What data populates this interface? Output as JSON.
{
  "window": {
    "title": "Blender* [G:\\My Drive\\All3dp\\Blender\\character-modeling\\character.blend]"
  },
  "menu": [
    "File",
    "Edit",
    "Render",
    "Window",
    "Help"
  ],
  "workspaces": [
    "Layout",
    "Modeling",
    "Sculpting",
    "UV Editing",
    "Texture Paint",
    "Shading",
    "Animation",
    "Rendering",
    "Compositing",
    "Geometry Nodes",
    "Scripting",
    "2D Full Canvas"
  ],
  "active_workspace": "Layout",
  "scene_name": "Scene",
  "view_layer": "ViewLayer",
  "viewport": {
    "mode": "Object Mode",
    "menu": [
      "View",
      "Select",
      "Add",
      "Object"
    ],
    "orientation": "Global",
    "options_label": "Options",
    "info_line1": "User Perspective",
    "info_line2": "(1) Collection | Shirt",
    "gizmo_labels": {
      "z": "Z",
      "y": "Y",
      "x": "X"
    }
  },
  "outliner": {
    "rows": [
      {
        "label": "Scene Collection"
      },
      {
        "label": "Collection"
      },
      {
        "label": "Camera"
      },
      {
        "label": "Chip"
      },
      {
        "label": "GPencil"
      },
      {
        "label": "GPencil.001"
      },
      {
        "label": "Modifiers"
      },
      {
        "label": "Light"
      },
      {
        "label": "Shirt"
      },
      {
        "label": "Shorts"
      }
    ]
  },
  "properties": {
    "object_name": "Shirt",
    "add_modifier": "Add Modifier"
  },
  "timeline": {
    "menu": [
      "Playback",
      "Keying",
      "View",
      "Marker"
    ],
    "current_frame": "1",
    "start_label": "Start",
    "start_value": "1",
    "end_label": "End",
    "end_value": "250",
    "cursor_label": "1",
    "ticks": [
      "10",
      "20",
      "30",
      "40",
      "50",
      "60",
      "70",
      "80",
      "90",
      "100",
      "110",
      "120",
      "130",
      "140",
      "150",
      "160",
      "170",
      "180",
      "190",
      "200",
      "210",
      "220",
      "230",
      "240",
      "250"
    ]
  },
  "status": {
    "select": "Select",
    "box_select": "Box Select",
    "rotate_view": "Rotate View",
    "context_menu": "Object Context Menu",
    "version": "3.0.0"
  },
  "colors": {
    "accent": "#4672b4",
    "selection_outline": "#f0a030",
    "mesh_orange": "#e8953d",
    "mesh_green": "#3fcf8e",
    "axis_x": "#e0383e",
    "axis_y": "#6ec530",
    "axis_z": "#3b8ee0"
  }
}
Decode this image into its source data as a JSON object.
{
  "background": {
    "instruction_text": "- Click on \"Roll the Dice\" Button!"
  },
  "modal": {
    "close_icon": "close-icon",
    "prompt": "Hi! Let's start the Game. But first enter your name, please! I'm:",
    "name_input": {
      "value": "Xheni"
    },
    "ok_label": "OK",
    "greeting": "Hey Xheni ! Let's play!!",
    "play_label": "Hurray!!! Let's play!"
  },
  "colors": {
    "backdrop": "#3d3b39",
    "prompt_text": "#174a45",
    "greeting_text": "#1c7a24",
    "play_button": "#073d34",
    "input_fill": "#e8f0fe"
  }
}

** Request **
Using the listing above, return all lines where the word "JSON" occurs.

** Output of the task **
What data populates this interface? Output as JSON.
Decode this image into its source data as a JSON object.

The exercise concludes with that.